[Structured figure records]
☆ ☆ ☆

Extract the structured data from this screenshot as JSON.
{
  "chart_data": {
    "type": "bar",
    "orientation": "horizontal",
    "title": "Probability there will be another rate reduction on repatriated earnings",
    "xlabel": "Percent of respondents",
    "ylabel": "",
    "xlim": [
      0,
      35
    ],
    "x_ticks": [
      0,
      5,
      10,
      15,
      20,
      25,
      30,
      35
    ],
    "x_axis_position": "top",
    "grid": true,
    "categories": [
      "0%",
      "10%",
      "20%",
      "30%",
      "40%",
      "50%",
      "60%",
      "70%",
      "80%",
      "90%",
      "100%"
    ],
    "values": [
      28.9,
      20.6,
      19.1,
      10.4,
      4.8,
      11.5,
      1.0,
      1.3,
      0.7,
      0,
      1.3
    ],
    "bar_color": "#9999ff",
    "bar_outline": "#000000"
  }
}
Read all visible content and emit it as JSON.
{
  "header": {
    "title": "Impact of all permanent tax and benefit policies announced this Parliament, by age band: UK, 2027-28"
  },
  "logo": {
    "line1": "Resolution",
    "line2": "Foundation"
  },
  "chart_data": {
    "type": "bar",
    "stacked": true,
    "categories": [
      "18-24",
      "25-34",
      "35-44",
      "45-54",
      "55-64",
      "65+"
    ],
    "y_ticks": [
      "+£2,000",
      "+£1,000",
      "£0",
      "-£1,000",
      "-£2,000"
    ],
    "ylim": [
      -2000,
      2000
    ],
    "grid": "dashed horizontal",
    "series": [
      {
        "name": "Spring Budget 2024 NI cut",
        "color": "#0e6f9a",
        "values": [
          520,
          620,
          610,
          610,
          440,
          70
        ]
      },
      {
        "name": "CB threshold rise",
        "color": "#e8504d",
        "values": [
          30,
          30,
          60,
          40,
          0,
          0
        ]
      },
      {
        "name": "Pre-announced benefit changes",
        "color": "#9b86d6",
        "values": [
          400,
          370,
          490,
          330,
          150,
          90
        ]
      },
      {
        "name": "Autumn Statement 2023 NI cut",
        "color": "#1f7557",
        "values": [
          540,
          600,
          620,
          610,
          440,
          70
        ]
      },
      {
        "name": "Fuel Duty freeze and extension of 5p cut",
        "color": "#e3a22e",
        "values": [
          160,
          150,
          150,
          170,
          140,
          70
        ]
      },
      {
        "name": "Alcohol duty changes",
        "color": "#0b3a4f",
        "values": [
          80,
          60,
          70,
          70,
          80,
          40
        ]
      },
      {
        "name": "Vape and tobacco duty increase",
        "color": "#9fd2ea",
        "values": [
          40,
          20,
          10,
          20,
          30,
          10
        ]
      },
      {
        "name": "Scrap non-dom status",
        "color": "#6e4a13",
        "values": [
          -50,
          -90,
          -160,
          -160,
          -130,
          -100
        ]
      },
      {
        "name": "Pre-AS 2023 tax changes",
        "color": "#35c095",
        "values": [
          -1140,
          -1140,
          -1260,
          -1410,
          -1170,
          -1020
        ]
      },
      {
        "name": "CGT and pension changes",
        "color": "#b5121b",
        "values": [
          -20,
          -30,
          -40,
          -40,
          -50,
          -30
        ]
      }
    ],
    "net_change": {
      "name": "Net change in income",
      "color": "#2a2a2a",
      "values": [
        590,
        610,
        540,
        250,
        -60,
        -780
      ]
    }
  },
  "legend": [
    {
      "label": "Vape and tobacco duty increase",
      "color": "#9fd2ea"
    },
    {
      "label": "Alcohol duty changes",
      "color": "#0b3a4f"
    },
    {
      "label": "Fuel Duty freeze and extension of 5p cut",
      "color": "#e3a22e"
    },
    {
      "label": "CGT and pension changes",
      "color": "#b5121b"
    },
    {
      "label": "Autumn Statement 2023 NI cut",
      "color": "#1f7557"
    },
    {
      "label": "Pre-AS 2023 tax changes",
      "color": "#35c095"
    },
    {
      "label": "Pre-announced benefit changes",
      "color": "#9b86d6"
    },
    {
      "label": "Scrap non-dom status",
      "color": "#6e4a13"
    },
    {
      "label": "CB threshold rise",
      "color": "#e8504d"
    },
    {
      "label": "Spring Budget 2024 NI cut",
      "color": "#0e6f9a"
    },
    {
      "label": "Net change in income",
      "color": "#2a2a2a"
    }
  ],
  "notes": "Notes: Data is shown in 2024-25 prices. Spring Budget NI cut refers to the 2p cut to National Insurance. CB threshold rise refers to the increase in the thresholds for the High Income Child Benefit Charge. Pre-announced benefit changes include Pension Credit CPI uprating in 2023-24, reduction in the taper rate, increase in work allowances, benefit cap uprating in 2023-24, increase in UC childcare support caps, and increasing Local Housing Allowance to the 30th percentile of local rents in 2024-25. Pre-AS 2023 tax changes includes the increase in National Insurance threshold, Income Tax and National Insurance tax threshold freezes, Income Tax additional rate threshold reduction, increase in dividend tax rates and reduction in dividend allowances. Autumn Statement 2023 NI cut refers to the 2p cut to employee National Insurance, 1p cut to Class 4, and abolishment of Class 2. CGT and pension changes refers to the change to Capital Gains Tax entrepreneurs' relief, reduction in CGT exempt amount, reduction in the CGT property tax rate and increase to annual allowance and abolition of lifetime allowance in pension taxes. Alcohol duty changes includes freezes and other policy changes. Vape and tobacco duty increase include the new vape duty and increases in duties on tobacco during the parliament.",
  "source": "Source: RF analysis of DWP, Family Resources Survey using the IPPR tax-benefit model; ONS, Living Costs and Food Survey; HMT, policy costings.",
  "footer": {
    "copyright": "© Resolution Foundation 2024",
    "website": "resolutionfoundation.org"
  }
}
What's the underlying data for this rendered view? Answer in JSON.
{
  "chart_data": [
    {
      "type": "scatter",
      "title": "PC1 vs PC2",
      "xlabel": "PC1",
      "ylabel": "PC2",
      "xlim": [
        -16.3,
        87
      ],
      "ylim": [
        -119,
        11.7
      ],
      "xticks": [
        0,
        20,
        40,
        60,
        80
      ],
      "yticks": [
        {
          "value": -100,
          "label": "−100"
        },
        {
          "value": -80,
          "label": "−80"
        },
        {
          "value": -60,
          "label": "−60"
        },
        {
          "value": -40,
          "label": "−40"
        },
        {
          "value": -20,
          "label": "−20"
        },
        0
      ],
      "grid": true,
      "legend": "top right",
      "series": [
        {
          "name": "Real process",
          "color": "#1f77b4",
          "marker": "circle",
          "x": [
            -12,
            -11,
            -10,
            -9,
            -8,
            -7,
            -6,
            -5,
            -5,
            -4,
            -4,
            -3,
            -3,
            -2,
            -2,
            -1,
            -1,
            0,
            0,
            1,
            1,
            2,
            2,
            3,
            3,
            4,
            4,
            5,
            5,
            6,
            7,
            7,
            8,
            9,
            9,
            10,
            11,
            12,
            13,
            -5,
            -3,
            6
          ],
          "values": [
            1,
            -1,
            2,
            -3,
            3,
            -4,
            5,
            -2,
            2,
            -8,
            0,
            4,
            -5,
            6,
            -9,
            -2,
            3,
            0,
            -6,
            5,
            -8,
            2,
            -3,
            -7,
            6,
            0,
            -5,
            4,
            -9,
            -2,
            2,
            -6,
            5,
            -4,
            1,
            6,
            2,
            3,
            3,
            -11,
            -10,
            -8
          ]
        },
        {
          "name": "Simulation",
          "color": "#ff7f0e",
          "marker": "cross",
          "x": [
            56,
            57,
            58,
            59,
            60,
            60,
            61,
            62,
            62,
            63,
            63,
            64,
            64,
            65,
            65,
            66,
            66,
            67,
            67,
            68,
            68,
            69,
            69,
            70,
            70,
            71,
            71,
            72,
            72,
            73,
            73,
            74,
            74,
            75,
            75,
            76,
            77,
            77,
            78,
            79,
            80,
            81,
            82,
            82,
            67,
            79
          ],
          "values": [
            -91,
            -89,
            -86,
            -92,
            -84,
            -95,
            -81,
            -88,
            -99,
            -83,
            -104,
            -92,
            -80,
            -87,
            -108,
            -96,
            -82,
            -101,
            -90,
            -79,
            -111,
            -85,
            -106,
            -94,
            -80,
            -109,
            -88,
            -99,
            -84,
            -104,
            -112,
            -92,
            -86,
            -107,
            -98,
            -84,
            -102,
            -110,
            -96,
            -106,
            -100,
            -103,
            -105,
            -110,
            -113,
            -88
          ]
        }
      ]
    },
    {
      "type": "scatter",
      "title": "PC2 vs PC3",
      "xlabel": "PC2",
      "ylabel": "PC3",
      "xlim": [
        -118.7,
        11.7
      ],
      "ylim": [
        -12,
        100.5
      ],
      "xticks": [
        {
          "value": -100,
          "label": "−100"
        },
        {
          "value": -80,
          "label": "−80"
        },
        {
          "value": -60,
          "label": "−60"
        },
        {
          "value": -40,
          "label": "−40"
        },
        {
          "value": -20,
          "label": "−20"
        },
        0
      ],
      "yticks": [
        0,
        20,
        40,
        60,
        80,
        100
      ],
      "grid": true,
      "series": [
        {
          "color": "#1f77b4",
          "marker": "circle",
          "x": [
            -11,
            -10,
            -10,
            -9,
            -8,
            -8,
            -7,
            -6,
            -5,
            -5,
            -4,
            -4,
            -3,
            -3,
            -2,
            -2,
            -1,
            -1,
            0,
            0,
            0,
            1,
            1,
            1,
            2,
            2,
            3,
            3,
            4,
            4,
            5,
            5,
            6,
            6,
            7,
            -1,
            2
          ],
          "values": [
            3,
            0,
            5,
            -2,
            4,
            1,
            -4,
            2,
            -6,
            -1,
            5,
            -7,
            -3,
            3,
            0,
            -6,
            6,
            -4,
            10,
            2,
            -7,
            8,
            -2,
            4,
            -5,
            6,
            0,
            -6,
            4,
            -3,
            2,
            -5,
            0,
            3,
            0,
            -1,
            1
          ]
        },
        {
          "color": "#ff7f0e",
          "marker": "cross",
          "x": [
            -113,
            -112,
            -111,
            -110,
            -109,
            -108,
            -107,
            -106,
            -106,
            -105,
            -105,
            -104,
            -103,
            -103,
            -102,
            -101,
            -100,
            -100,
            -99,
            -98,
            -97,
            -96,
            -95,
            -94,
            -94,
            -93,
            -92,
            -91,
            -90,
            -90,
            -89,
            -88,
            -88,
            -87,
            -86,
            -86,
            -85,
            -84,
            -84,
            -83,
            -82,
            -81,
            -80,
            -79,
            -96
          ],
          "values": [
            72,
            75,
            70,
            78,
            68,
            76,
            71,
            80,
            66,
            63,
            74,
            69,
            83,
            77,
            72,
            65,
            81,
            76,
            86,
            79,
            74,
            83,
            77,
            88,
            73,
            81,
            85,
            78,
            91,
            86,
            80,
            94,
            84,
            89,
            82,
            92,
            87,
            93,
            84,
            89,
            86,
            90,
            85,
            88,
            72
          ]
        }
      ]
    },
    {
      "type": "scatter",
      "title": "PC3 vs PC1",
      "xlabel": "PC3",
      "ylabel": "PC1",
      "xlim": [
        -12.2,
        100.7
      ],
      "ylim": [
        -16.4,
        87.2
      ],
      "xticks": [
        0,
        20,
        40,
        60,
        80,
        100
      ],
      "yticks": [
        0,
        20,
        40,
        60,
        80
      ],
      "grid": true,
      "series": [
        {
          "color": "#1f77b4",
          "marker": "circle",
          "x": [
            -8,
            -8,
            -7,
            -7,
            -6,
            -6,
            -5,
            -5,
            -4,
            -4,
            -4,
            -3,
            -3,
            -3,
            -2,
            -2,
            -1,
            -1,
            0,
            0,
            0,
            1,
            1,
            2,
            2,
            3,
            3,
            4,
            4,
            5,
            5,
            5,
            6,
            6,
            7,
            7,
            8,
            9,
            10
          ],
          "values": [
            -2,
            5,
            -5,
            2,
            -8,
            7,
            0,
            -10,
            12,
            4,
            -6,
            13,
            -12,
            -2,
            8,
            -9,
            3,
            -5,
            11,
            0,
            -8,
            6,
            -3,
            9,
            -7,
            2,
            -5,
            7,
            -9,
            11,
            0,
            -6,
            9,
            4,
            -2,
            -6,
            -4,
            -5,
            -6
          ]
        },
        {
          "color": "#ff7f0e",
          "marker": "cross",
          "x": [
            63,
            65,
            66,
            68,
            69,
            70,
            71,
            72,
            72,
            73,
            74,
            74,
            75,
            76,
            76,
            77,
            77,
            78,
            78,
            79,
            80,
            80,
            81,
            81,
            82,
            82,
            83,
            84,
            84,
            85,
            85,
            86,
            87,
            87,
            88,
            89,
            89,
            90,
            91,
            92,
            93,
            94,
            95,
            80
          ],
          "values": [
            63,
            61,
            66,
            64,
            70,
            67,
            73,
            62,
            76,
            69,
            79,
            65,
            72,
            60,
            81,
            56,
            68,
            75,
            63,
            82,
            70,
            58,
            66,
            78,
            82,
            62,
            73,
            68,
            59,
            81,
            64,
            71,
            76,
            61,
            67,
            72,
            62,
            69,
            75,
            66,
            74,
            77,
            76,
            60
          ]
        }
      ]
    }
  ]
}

☆ ☆ ☆

◆ **What the task requires**
Filter the records for lines holding the string "this". Copy each one.

◆ **Completed exercise**
Extract the structured data from this screenshot as JSON.
    "title": "Impact of all permanent tax and benefit policies announced this Parliament, by age band: UK, 2027-28"
What's the underlying data for this rendered view? Answer in JSON.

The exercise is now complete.